提示本文:
* * *

<<Return to Main
Source: Nikkei Online, 2023年6月7日 17:00更新
50年前、浦項製鉄所では100人ほどの日本人技術者が働いていた
今から50年前の1973年6月8日。韓国南東部の浦項(ポハン)市で同国初の一貫製鉄所が稼働した。国営浦項総合製鉄、後のポスコの1号高炉での「火入れ」だ。韓国は浦項製鉄所の鋼材によって社会インフラを整えて輸出産業を興し、「漢江の奇跡」と呼ばれる高度成長を先導した。ポスコ発足には日韓産業協力の原点とも言える技術者同士の交流があった。
その日、新日本製鉄(現日本製鉄)の浦項製鉄協力部の技術者だった小西敞氏(87)は祈る気持ちで高さ100メートル超の高炉を見上げていた。
火入れから24時間後、溶けた真っ赤な鉄が火花を散らして流れ出ると、300人余りの男たちから太い歓声があがった。汚れた作業服で抱き合い、万歳を繰り返した。涙を流す者もいた。誰かが韓国の愛国歌を歌い始め、小西氏ら日本人技術者らも一緒に歌った。
「あの光景は格別だった」。小西氏は今も50年前を思い出す。「技術者として満足いく仕事ができた。人生のハイライトだった」

* * *

提示記録:
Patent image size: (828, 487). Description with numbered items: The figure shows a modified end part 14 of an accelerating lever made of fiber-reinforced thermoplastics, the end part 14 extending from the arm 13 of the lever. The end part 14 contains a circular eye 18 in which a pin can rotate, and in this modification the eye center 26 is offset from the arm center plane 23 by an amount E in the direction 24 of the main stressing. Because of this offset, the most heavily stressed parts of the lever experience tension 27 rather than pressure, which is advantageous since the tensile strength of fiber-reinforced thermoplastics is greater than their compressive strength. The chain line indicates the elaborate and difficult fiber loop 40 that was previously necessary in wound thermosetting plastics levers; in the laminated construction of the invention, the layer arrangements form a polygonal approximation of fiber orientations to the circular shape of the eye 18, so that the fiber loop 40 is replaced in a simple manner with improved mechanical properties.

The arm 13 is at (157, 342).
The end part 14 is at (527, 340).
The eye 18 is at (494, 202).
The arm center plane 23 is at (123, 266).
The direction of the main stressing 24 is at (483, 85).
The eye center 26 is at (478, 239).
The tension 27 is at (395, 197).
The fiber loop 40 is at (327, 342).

* * *

課題:
A. 浦項製鉄所の記事によると、1号高炉で火入れが行われたのは何年何月何日か。
B. 浦項製鉄所の記事の「<<Return to Main」から「トル超の高炉を見上げていた。」までを、一字も変えずに書き出してください。

解答一覧:
A. 1973年6月8日。

B.
<<Return to Main
Source: Nikkei Online, 2023年6月7日 17:00更新
50年前、浦項製鉄所では100人ほどの日本人技術者が働いていた
今から50年前の1973年6月8日。韓国南東部の浦項(ポハン)市で同国初の一貫製鉄所が稼働した。国営浦項総合製鉄、後のポスコの1号高炉での「火入れ」だ。韓国は浦項製鉄所の鋼材によって社会インフラを整えて輸出産業を興し、「漢江の奇跡」と呼ばれる高度成長を先導した。ポスコ発足には日韓産業協力の原点とも言える技術者同士の交流があった。
その日、新日本製鉄(現日本製鉄)の浦項製鉄協力部の技術者だった小西敞氏(87)は祈る気持ちで高さ100メートル超の高炉を見上げていた。